Exercise prompt
Gather each line in the entries that includes the string "text".

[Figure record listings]
↓↓↓
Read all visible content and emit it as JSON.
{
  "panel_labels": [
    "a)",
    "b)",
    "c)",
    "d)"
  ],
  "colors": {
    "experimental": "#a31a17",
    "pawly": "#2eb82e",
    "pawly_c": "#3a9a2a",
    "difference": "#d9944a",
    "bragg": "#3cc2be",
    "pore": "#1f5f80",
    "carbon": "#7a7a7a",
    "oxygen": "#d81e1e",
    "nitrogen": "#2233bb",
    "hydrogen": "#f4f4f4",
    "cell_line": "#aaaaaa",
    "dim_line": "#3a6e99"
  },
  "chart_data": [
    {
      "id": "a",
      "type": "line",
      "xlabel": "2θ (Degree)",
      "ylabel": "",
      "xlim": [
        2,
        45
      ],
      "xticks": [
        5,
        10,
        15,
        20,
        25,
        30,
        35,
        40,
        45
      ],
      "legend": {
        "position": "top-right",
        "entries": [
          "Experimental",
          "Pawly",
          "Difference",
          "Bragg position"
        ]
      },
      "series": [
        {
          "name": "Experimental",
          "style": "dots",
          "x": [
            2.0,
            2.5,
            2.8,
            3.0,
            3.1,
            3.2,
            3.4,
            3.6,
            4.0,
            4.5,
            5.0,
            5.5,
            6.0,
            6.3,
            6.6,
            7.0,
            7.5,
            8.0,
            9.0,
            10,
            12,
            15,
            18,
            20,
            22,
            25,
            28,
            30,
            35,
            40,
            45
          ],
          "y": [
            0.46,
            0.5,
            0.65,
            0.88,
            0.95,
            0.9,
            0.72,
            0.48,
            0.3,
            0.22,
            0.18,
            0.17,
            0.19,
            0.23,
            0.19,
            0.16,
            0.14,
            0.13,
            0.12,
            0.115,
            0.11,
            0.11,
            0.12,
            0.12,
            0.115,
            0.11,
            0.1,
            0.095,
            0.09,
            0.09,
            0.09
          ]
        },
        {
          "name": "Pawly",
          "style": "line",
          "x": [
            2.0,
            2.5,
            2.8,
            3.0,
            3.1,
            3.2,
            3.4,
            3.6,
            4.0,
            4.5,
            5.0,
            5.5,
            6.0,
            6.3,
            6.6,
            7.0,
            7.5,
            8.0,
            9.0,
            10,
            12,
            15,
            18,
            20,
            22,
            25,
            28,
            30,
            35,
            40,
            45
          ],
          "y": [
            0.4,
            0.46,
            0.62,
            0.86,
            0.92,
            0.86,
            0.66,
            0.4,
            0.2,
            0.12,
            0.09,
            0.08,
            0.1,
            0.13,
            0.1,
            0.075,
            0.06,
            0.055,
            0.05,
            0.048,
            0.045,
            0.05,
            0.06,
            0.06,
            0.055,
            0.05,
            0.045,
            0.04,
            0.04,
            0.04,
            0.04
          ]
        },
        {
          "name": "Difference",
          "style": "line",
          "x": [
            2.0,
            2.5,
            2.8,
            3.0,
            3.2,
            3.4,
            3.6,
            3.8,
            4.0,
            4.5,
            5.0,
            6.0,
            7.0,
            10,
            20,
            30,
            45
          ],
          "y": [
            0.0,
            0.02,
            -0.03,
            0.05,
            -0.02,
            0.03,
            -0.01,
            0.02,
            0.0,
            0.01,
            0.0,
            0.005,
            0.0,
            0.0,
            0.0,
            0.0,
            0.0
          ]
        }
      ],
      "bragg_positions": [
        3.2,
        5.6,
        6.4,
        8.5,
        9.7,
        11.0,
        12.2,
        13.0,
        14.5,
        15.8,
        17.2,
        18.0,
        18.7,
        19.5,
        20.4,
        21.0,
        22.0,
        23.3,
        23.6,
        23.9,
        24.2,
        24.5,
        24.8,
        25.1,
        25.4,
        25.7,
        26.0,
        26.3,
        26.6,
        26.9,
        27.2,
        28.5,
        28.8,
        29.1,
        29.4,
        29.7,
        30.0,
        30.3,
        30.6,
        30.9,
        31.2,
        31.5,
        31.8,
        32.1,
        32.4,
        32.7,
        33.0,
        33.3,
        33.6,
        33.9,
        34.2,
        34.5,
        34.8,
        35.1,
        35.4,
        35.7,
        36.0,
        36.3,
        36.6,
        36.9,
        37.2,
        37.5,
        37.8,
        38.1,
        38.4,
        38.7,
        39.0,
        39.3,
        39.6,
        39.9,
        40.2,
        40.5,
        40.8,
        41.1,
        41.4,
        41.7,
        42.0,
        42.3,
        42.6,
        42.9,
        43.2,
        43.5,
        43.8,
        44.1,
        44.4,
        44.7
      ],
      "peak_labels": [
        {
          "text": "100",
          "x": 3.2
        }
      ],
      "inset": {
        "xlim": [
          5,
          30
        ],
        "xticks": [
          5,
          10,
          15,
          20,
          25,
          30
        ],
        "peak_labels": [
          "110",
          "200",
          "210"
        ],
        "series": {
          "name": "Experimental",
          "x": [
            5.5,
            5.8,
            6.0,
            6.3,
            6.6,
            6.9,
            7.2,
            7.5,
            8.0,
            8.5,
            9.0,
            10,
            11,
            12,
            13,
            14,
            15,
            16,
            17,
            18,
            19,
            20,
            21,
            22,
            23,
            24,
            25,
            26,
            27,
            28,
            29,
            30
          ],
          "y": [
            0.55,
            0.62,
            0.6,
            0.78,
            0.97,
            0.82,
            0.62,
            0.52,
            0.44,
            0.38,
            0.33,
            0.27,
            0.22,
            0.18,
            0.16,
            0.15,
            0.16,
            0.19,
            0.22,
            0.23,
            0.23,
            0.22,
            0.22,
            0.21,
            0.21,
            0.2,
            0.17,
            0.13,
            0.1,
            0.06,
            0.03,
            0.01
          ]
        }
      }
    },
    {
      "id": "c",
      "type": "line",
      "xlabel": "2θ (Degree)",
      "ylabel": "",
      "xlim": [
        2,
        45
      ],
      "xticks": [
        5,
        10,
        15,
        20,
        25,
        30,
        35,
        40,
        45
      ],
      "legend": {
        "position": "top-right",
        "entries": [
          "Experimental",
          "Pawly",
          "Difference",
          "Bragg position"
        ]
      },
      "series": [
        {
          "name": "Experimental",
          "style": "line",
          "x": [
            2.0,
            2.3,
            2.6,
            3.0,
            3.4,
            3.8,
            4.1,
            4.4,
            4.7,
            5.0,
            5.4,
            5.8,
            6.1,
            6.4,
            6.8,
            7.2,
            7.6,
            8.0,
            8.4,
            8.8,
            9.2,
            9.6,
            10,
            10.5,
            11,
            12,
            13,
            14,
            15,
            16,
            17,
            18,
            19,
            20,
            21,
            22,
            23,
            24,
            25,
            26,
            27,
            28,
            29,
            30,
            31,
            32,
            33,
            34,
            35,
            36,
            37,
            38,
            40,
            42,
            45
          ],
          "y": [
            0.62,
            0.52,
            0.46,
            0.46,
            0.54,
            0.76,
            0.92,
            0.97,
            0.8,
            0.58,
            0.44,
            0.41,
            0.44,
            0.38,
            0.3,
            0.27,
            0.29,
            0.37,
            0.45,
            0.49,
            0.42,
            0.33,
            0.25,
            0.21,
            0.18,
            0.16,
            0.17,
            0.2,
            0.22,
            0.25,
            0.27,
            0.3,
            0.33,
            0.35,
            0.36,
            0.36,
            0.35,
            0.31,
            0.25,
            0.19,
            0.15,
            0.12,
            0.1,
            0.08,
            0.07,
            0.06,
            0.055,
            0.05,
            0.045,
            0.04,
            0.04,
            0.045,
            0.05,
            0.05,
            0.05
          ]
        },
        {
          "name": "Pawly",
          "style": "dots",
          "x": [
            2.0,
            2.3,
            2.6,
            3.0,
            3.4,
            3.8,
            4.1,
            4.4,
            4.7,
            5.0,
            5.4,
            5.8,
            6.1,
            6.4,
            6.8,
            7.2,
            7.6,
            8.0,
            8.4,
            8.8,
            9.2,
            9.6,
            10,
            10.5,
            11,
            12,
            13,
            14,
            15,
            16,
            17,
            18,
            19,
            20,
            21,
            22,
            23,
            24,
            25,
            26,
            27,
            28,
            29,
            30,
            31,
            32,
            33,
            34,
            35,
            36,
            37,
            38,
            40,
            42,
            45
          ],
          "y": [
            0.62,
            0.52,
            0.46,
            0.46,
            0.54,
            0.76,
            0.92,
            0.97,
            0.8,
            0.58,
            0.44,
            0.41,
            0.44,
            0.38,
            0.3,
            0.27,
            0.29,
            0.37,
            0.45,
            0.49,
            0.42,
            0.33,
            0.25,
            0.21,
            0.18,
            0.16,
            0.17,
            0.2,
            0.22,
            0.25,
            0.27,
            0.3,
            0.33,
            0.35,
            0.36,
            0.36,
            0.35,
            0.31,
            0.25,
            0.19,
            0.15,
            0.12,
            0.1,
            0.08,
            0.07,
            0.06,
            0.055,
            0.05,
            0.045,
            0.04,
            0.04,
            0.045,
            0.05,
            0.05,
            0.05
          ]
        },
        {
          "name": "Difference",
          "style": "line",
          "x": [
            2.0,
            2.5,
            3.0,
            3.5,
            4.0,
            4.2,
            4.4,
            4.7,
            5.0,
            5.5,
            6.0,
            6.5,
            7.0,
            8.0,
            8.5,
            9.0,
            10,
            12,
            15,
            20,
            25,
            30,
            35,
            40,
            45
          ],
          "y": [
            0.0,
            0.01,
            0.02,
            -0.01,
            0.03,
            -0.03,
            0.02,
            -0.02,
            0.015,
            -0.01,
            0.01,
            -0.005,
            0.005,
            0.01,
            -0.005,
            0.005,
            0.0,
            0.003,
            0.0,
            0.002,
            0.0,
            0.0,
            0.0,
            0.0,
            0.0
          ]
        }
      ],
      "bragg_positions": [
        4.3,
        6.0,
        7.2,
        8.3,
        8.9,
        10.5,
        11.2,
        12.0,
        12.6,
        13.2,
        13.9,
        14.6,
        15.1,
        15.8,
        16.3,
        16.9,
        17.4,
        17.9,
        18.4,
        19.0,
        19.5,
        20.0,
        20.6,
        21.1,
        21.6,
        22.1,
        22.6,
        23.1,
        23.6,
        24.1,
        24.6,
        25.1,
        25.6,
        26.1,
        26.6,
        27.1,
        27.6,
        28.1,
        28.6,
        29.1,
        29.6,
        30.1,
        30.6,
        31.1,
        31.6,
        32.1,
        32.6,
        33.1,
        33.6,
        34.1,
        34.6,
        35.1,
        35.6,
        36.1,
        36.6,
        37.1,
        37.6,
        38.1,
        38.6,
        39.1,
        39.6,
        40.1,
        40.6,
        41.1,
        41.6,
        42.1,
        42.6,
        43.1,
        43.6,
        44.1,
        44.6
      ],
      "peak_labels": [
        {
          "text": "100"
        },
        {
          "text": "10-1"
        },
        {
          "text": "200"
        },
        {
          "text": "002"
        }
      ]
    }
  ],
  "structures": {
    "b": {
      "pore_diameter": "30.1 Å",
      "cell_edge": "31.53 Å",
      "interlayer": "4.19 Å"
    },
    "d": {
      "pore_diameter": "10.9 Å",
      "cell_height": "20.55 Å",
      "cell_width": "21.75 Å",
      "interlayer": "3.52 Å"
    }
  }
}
↑↑↑
Response to this task
          "text": "100",
          "text": "100"
          "text": "10-1"
          "text": "200"
          "text": "002"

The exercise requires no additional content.